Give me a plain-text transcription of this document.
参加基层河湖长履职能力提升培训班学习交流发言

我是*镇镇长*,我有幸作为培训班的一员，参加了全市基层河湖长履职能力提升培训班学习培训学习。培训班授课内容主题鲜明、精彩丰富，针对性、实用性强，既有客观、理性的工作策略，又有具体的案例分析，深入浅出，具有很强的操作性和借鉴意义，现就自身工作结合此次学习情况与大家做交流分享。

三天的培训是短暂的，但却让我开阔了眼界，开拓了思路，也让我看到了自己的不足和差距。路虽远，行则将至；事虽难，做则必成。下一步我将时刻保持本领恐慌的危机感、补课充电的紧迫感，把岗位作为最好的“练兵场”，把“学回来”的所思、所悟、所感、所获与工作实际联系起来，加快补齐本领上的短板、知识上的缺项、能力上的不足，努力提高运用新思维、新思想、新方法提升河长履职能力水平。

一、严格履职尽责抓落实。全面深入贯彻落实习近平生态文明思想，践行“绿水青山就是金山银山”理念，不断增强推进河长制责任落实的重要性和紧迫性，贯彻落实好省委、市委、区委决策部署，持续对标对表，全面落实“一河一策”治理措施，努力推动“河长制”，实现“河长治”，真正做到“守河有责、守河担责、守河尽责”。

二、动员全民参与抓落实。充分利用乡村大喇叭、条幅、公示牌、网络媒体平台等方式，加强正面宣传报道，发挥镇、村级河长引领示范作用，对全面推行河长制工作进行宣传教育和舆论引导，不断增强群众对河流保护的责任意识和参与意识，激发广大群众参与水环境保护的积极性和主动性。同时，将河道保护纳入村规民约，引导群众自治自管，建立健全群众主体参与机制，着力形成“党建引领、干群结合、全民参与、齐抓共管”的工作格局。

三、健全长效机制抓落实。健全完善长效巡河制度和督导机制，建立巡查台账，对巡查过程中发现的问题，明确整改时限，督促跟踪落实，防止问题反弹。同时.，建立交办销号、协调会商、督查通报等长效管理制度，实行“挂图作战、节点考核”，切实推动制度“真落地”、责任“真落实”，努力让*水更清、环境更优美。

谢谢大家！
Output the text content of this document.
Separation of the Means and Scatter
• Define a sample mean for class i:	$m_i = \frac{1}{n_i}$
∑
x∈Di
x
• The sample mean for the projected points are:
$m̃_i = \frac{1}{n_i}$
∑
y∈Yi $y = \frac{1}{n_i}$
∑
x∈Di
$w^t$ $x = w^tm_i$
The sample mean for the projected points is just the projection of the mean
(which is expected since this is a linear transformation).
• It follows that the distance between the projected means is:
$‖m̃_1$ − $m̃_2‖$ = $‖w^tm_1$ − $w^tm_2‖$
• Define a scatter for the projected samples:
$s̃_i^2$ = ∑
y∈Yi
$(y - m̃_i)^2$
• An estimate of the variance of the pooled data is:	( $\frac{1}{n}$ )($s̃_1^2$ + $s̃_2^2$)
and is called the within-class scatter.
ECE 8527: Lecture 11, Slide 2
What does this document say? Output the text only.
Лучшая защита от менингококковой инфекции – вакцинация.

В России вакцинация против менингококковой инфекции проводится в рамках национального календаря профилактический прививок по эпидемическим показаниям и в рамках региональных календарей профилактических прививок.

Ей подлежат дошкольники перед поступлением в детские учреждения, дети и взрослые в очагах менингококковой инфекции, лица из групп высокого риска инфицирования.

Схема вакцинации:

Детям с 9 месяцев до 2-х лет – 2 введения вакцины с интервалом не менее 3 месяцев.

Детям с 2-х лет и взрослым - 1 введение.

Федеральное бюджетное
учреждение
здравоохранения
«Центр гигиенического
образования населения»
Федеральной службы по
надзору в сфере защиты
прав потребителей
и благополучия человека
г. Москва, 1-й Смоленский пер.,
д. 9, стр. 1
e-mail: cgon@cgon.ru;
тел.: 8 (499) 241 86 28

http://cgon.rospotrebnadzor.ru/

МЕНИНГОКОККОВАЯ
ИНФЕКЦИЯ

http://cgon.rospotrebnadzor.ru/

▸ **PROBLEM REQUIREMENTS**:
Take the entries above and copy them out exactly.

▸ **RESPONSE BELOW**:
Give me a plain-text transcription of this document.
参加基层河湖长履职能力提升培训班学习交流发言

我是*镇镇长*,我有幸作为培训班的一员，参加了全市基层河湖长履职能力提升培训班学习培训学习。培训班授课内容主题鲜明、精彩丰富，针对性、实用性强，既有客观、理性的工作策略，又有具体的案例分析，深入浅出，具有很强的操作性和借鉴意义，现就自身工作结合此次学习情况与大家做交流分享。

三天的培训是短暂的，但却让我开阔了眼界，开拓了思路，也让我看到了自己的不足和差距。路虽远，行则将至；事虽难，做则必成。下一步我将时刻保持本领恐慌的危机感、补课充电的紧迫感，把岗位作为最好的“练兵场”，把“学回来”的所思、所悟、所感、所获与工作实际联系起来，加快补齐本领上的短板、知识上的缺项、能力上的不足，努力提高运用新思维、新思想、新方法提升河长履职能力水平。

一、严格履职尽责抓落实。全面深入贯彻落实习近平生态文明思想，践行“绿水青山就是金山银山”理念，不断增强推进河长制责任落实的重要性和紧迫性，贯彻落实好省委、市委、区委决策部署，持续对标对表，全面落实“一河一策”治理措施，努力推动“河长制”，实现“河长治”，真正做到“守河有责、守河担责、守河尽责”。

二、动员全民参与抓落实。充分利用乡村大喇叭、条幅、公示牌、网络媒体平台等方式，加强正面宣传报道，发挥镇、村级河长引领示范作用，对全面推行河长制工作进行宣传教育和舆论引导，不断增强群众对河流保护的责任意识和参与意识，激发广大群众参与水环境保护的积极性和主动性。同时，将河道保护纳入村规民约，引导群众自治自管，建立健全群众主体参与机制，着力形成“党建引领、干群结合、全民参与、齐抓共管”的工作格局。

三、健全长效机制抓落实。健全完善长效巡河制度和督导机制，建立巡查台账，对巡查过程中发现的问题，明确整改时限，督促跟踪落实，防止问题反弹。同时.，建立交办销号、协调会商、督查通报等长效管理制度，实行“挂图作战、节点考核”，切实推动制度“真落地”、责任“真落实”，努力让*水更清、环境更优美。

谢谢大家！
Output the text content of this document.
Separation of the Means and Scatter
• Define a sample mean for class i:	$m_i = \frac{1}{n_i}$
∑
x∈Di
x
• The sample mean for the projected points are:
$m̃_i = \frac{1}{n_i}$
∑
y∈Yi $y = \frac{1}{n_i}$
∑
x∈Di
$w^t$ $x = w^tm_i$
The sample mean for the projected points is just the projection of the mean
(which is expected since this is a linear transformation).
• It follows that the distance between the projected means is:
$‖m̃_1$ − $m̃_2‖$ = $‖w^tm_1$ − $w^tm_2‖$
• Define a scatter for the projected samples:
$s̃_i^2$ = ∑
y∈Yi
$(y - m̃_i)^2$
• An estimate of the variance of the pooled data is:	( $\frac{1}{n}$ )($s̃_1^2$ + $s̃_2^2$)
and is called the within-class scatter.
ECE 8527: Lecture 11, Slide 2
What does this document say? Output the text only.
Лучшая защита от менингококковой инфекции – вакцинация.

В России вакцинация против менингококковой инфекции проводится в рамках национального календаря профилактический прививок по эпидемическим показаниям и в рамках региональных календарей профилактических прививок.

Ей подлежат дошкольники перед поступлением в детские учреждения, дети и взрослые в очагах менингококковой инфекции, лица из групп высокого риска инфицирования.

Схема вакцинации:

Детям с 9 месяцев до 2-х лет – 2 введения вакцины с интервалом не менее 3 месяцев.

Детям с 2-х лет и взрослым - 1 введение.

Федеральное бюджетное
учреждение
здравоохранения
«Центр гигиенического
образования населения»
Федеральной службы по
надзору в сфере защиты
прав потребителей
и благополучия человека
г. Москва, 1-й Смоленский пер.,
д. 9, стр. 1
e-mail: cgon@cgon.ru;
тел.: 8 (499) 241 86 28

http://cgon.rospotrebnadzor.ru/

МЕНИНГОКОККОВАЯ
ИНФЕКЦИЯ

http://cgon.rospotrebnadzor.ru/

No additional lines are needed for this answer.